[TO DO]
a - Rewrite the paragraph beginning "Once an offering is active" from the help article on sharing bookable offerings below as a short bulleted list that keeps its main facts.
b - Answer these questions from the help article on sharing bookable offerings below, one line each:
(i) At what address is the booking dashboard with the Share button?
(ii) What should you do if an offering shows no Share button?
(iii) How do you copy the option you want from the panel?

[SUPPLIED TEXT]
● ● ● ●

Sharing and embedding your bookable offering on your website
Sharing and embedding your bookable offering on your website
Once an offering is active, you do not have to make guests come to Creatures to find it. From your booking dashboard you can grab a link, a button, or a full booking widget and put it wherever your guests already are: an Instagram bio, a Facebook page, an email, or your own website. Guests book and pay without needing a Creatures account, and the schedule, payment, and confirmations still run through Creatures behind the scenes. If your website is your Creatures site, you can add a booking section right in the builder instead of pasting a snippet; see Building pages, sections, and posts.
Open the Share panel
Go to /dashboard/booking. Every active offering has a Share button; select it to open the panel. (Only active offerings can be shared, because guests can only book something that is live. If you do not see Share, publish the offering first: a draft cannot take bookings.)

Each option has its own Copy button, so you copy the one you want and paste it where it belongs.

● ● ● ●

[PROVIDED DATA]
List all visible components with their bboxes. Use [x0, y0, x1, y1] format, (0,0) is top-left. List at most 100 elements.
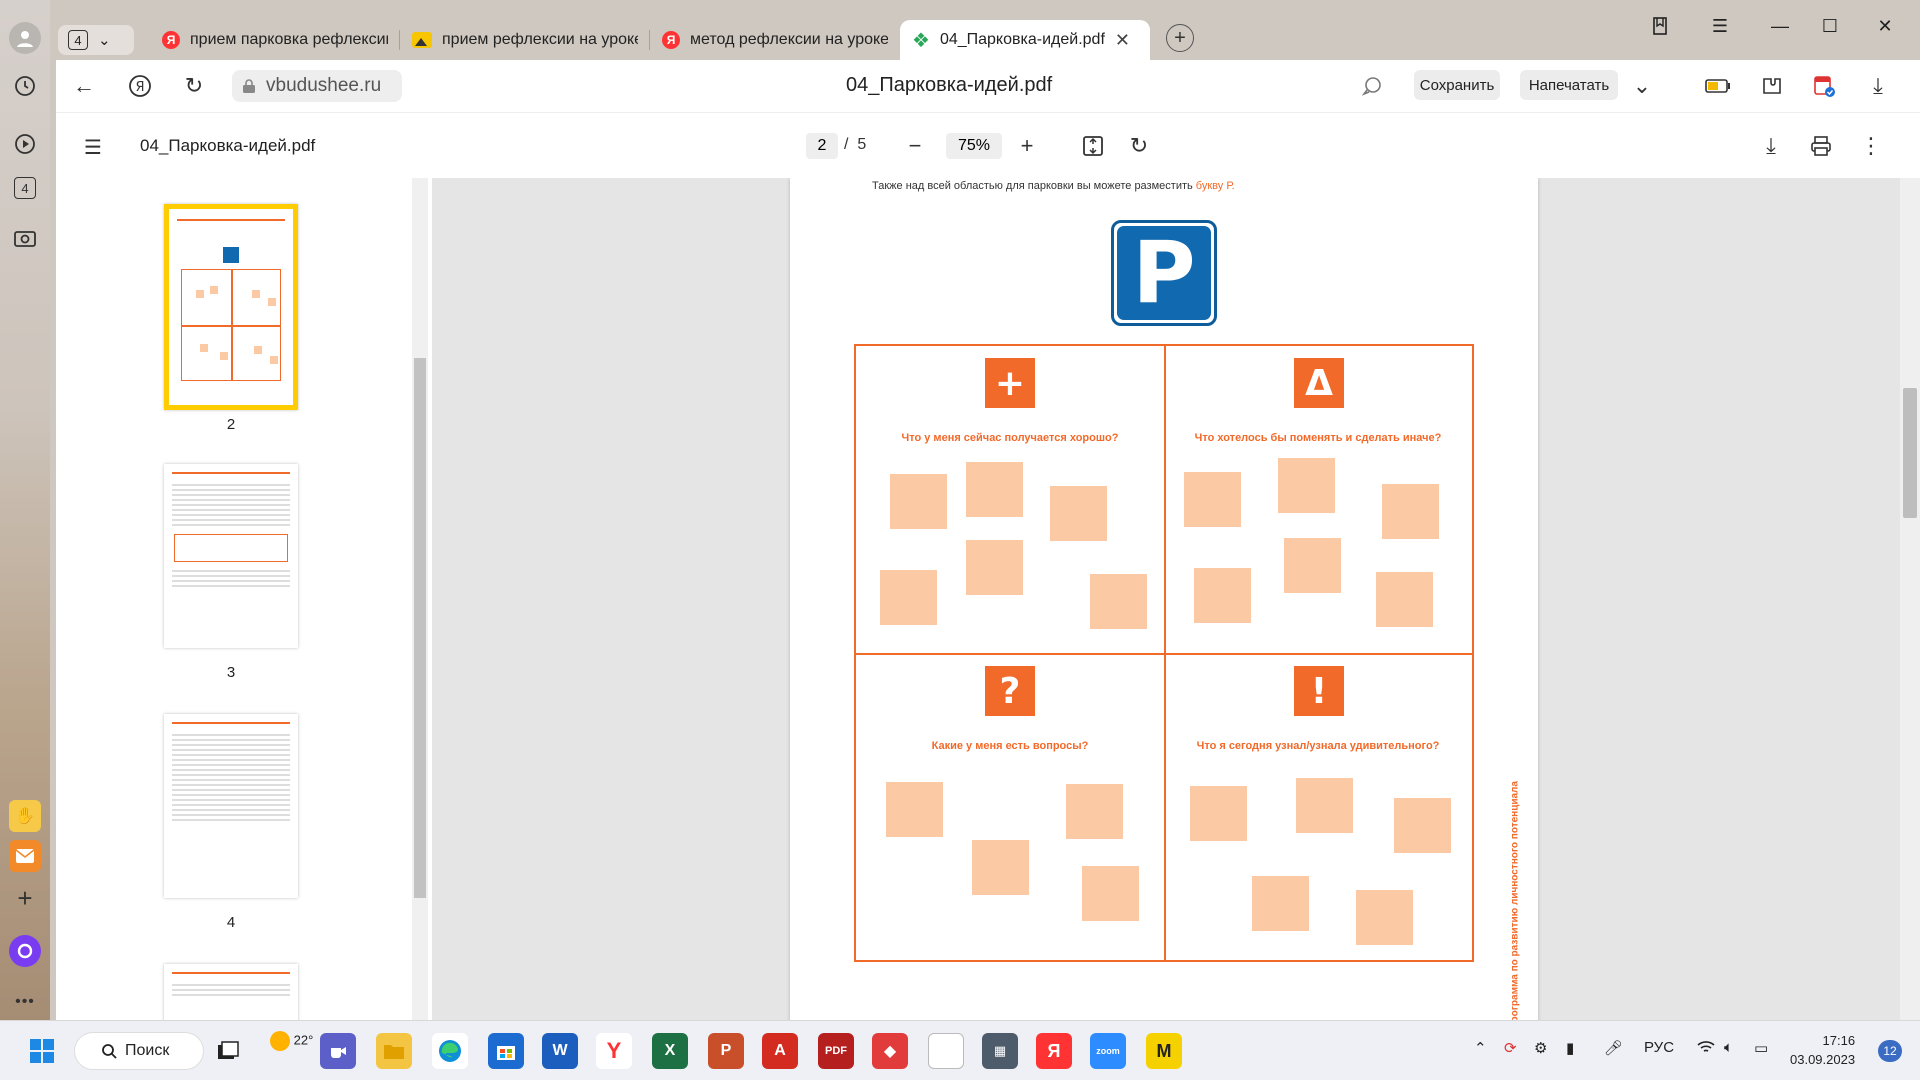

● ● ● ●

[EXERCISE SOLUTIONS]
a -
- Active offerings can be shared from the booking dashboard as a link, a button, or a full booking widget.
- These can go wherever guests already are: an Instagram bio, a Facebook page, an email, or your own website.
- Guests book and pay without a Creatures account, while Creatures still handles the schedule, payment, and confirmations.
- If your website is your Creatures site, add a booking section in the builder instead of pasting a snippet (see Building pages, sections, and posts).

b -
(i) /dashboard/booking
(ii) Publish the offering first, since a draft cannot take bookings.
(iii) Use that option's own Copy button.